* [Direction]: The records below hold pictures; please leave those out and retype the rest exactly.

======== Exercise inputs ========

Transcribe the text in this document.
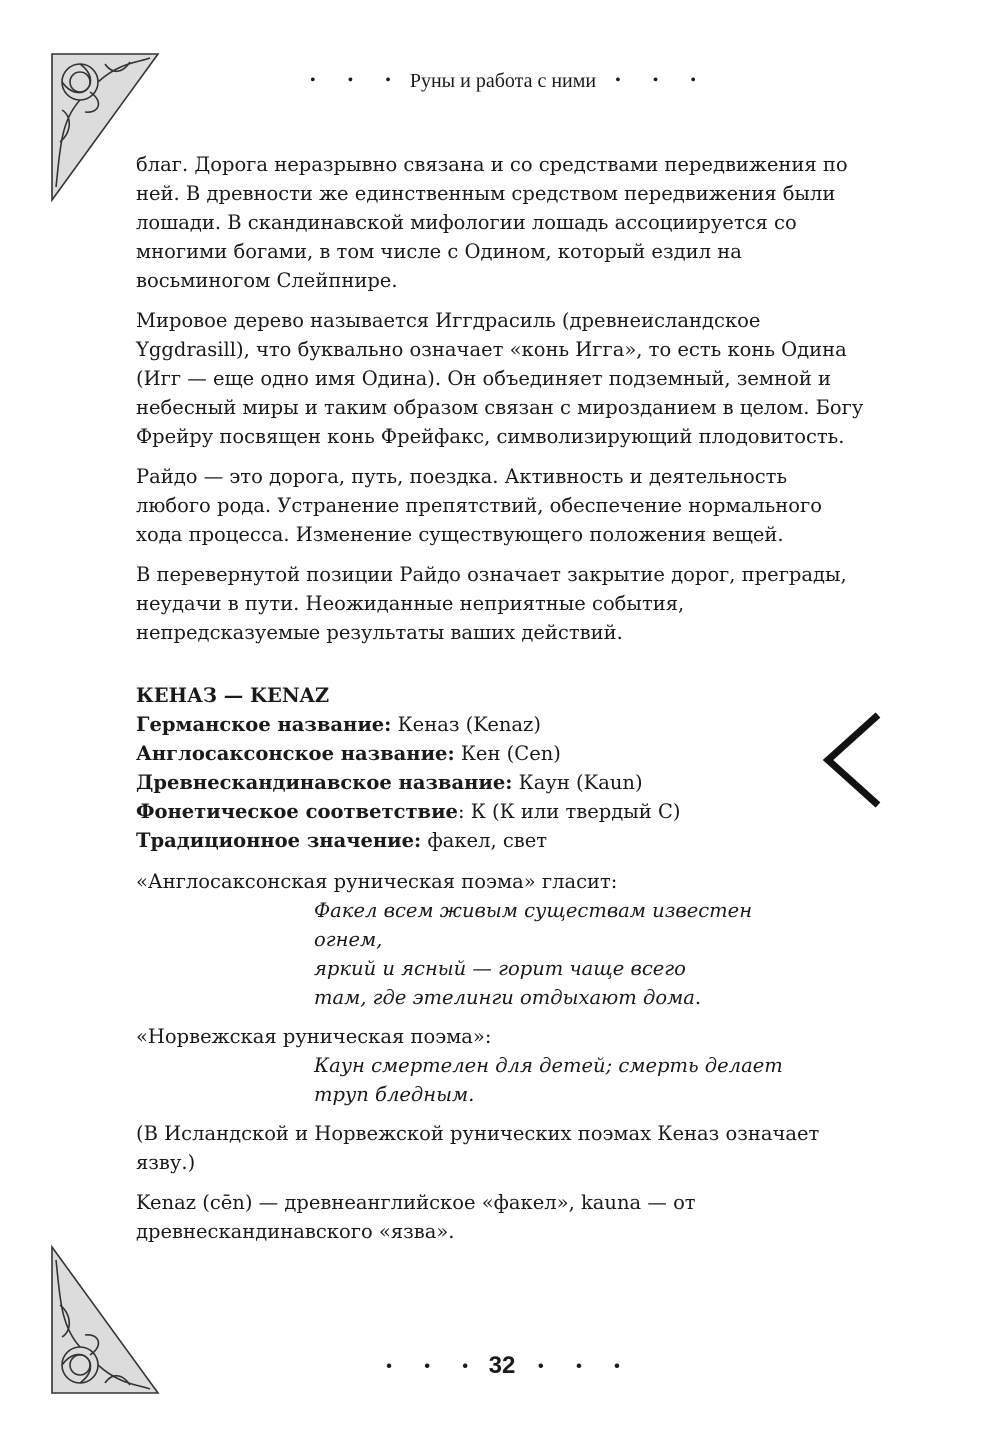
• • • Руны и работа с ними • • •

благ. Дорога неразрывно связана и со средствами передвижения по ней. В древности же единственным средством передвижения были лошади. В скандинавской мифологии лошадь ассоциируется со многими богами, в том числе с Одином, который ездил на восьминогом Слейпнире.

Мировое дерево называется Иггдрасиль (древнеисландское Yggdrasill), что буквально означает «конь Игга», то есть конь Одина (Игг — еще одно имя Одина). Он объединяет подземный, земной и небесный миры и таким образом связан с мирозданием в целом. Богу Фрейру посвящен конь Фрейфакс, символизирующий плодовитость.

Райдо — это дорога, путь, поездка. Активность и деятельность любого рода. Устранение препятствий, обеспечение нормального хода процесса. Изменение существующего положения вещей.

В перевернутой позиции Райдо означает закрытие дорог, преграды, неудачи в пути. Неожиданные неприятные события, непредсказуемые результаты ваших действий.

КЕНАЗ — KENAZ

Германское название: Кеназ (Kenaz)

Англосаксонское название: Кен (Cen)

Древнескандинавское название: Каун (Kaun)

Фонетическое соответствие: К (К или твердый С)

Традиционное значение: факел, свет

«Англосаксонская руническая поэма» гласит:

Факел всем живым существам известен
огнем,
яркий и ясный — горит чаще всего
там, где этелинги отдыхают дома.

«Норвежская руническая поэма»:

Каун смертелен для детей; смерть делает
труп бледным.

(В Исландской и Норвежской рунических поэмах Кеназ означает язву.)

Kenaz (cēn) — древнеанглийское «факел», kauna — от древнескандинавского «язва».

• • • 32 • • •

========

* [Solved exercise]:
Transcribe the text in this document.
• • • Руны и работа с ними • • •

благ. Дорога неразрывно связана и со средствами передвижения по ней. В древности же единственным средством передвижения были лошади. В скандинавской мифологии лошадь ассоциируется со многими богами, в том числе с Одином, который ездил на восьминогом Слейпнире.

Мировое дерево называется Иггдрасиль (древнеисландское Yggdrasill), что буквально означает «конь Игга», то есть конь Одина (Игг — еще одно имя Одина). Он объединяет подземный, земной и небесный миры и таким образом связан с мирозданием в целом. Богу Фрейру посвящен конь Фрейфакс, символизирующий плодовитость.

Райдо — это дорога, путь, поездка. Активность и деятельность любого рода. Устранение препятствий, обеспечение нормального хода процесса. Изменение существующего положения вещей.

В перевернутой позиции Райдо означает закрытие дорог, преграды, неудачи в пути. Неожиданные неприятные события, непредсказуемые результаты ваших действий.

КЕНАЗ — KENAZ

Германское название: Кеназ (Kenaz)

Англосаксонское название: Кен (Cen)

Древнескандинавское название: Каун (Kaun)

Фонетическое соответствие: К (К или твердый С)

Традиционное значение: факел, свет

«Англосаксонская руническая поэма» гласит:

Факел всем живым существам известен
огнем,
яркий и ясный — горит чаще всего
там, где этелинги отдыхают дома.

«Норвежская руническая поэма»:

Каун смертелен для детей; смерть делает
труп бледным.

(В Исландской и Норвежской рунических поэмах Кеназ означает язву.)

Kenaz (cēn) — древнеанглийское «факел», kauna — от древнескандинавского «язва».

• • • 32 • • •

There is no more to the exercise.